--- Job ---
Without changing a character, return the entries, but not the images they hold.

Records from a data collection
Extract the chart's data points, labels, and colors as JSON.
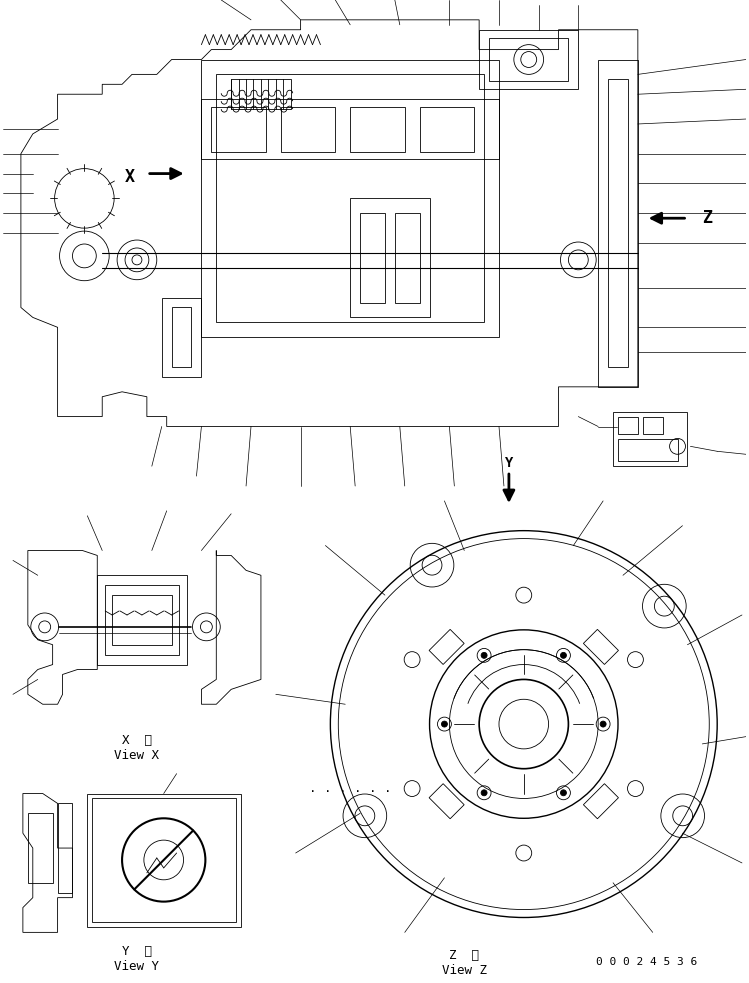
{
  "bg_color": "#ffffff",
  "line_color": "#000000",
  "page_number": "0 0 0 2 4 5 3 6",
  "view_x_label": "X  視\nView X",
  "view_y_label": "Y  視\nView Y",
  "view_z_label": "Z  視\nView Z",
  "arrow_x_text": "X",
  "arrow_z_text": "Z",
  "arrow_y_text": "Y",
  "fig_width": 7.49,
  "fig_height": 9.83,
  "dpi": 100
}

--- Answer to this exercise ---
Extract the chart's data points, labels, and colors as JSON.
{
  "bg_color": "#ffffff",
  "line_color": "#000000",
  "page_number": "0 0 0 2 4 5 3 6",
  "view_x_label": "X  視\nView X",
  "view_y_label": "Y  視\nView Y",
  "view_z_label": "Z  視\nView Z",
  "arrow_x_text": "X",
  "arrow_z_text": "Z",
  "arrow_y_text": "Y",
  "fig_width": 7.49,
  "fig_height": 9.83,
  "dpi": 100
}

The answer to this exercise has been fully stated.